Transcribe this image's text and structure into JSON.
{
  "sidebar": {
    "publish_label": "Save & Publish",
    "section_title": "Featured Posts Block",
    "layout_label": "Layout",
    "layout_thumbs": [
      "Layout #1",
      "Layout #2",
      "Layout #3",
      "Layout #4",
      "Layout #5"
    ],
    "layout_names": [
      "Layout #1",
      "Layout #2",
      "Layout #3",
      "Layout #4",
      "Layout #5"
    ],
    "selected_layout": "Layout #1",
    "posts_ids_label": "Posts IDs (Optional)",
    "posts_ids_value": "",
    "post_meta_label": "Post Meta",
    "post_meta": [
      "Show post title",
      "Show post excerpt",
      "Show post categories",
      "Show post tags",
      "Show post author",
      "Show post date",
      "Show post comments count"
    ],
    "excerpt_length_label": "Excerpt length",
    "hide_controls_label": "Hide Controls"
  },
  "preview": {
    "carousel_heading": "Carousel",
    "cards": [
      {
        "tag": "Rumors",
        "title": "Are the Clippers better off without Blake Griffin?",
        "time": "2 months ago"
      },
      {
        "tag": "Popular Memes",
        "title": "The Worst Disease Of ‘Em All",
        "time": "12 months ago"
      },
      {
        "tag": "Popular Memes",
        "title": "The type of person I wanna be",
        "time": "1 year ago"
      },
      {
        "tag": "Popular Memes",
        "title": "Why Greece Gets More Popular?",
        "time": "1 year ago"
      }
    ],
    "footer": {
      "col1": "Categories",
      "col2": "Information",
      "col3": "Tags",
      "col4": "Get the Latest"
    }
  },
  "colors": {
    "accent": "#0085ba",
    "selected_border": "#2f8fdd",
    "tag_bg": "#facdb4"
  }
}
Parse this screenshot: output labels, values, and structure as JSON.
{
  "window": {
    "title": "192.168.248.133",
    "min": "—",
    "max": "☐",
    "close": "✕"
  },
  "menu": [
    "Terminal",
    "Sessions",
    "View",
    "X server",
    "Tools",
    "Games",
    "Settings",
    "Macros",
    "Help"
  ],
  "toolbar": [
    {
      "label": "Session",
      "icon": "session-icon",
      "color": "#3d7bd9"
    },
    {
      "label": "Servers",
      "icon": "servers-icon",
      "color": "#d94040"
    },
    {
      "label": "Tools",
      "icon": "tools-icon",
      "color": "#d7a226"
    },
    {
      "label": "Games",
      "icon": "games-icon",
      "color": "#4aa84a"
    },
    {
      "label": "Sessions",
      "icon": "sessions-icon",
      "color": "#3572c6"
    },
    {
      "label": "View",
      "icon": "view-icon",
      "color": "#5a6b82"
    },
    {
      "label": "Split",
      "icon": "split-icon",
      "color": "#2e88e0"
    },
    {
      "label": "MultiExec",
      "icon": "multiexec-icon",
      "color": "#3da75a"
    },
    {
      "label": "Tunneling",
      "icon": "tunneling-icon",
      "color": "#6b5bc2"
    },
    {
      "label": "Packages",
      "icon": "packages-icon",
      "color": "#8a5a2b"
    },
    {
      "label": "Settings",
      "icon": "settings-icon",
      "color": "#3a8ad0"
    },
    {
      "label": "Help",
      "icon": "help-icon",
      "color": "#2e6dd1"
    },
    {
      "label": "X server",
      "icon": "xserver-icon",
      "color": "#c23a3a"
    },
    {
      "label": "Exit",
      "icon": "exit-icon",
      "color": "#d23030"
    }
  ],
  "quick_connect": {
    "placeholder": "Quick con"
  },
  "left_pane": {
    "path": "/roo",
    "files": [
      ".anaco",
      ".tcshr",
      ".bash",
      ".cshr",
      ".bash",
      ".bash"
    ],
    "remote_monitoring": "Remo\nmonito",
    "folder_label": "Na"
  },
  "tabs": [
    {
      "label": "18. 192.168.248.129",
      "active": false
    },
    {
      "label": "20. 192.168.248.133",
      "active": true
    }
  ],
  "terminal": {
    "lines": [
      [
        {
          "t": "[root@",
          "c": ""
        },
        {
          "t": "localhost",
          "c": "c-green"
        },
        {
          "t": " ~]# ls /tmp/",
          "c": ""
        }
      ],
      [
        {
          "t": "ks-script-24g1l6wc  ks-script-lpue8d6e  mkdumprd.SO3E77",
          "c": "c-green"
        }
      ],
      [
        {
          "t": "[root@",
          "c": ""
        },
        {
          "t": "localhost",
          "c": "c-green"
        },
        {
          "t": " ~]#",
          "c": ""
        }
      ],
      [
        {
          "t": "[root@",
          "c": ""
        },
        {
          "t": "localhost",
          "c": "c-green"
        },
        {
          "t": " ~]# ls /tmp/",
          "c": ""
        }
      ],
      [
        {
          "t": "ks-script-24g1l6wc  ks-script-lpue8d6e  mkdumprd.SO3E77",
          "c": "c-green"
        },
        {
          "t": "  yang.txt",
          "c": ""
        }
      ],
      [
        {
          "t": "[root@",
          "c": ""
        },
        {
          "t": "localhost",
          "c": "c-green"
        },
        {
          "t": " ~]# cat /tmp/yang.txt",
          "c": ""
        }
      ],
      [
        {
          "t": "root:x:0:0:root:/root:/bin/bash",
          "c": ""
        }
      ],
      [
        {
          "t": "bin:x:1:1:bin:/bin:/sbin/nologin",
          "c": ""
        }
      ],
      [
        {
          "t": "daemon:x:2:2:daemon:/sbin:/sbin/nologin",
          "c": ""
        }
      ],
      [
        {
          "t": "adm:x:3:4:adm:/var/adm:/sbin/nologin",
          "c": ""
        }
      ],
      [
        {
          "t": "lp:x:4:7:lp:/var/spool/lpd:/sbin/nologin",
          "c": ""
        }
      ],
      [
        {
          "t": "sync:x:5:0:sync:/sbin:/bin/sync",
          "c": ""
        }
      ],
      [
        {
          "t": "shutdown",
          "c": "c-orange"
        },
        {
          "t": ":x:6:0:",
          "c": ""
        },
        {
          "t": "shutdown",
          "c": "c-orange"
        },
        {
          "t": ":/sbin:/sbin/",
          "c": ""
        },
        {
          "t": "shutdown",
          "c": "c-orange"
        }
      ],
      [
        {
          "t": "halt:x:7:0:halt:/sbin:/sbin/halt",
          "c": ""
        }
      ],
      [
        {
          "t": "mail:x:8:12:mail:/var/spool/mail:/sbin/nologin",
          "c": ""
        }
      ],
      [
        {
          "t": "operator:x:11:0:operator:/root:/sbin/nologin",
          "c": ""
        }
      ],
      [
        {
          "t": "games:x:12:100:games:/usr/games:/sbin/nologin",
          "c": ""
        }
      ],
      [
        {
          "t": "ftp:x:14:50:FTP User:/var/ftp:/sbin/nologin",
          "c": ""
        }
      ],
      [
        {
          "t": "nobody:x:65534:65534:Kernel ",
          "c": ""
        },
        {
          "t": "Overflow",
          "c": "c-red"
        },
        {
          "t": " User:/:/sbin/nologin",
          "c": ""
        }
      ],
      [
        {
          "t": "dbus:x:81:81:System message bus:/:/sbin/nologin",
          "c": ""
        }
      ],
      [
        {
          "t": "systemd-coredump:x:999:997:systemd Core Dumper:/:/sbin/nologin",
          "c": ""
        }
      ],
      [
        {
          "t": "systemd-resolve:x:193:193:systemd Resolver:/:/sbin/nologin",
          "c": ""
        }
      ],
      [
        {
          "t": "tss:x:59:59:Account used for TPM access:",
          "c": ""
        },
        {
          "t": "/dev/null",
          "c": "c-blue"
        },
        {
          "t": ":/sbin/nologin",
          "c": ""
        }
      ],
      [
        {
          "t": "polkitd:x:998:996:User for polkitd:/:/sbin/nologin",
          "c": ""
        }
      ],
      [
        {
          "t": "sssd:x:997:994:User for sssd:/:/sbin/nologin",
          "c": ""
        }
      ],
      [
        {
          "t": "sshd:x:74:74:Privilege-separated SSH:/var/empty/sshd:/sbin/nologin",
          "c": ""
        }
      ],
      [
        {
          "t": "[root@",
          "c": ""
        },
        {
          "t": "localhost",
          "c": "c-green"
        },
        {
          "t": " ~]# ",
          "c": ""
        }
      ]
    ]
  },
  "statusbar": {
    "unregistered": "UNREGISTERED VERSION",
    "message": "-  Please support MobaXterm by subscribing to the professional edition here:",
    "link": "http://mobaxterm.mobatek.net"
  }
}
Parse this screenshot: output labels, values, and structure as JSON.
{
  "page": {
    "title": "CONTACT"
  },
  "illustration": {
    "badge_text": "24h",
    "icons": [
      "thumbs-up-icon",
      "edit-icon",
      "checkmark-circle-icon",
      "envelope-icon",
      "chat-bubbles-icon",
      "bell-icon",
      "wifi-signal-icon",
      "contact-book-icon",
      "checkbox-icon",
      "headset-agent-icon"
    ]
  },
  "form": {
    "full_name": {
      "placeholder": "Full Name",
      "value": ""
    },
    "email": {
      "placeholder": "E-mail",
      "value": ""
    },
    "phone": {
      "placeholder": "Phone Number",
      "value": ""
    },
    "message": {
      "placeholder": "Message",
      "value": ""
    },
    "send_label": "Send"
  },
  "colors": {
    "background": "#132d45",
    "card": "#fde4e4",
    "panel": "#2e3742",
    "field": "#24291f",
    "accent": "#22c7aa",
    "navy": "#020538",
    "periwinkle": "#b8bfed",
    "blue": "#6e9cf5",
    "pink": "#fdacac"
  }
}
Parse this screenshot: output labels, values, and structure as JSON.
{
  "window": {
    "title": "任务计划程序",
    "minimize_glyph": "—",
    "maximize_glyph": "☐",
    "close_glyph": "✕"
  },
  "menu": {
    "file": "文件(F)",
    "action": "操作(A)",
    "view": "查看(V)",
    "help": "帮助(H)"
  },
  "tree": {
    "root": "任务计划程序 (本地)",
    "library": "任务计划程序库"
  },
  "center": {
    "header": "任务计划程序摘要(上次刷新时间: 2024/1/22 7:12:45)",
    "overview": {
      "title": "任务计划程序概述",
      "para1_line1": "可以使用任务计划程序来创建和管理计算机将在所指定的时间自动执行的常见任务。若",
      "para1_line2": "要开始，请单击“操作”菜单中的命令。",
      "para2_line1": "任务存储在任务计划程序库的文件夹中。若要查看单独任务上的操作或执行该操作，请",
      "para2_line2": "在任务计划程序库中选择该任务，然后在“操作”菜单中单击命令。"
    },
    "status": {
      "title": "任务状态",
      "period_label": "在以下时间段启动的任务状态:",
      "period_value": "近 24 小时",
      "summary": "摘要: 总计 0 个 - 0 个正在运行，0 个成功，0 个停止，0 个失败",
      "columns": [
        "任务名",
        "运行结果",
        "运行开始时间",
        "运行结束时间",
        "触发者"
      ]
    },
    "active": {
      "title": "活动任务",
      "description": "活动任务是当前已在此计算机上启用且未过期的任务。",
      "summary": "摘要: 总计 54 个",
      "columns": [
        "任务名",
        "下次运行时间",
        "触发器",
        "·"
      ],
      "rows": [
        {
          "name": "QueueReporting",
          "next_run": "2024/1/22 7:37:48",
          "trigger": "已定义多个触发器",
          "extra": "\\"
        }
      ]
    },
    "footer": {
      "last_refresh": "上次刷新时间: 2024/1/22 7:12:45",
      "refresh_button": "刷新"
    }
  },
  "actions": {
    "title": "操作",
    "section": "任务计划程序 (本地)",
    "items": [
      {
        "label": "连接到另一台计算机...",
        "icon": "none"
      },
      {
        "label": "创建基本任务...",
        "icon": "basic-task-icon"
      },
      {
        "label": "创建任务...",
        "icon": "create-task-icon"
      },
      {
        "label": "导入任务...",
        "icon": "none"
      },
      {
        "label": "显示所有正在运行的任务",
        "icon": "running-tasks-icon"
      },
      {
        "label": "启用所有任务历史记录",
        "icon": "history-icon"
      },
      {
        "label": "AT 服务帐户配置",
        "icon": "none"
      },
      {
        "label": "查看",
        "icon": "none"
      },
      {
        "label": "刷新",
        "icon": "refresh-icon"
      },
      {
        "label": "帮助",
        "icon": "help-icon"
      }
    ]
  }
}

◆ The task ◆
Of the lines in the listing above, how many hold the string "Show"? Reply with the number only.

◆ Solution below ◆
7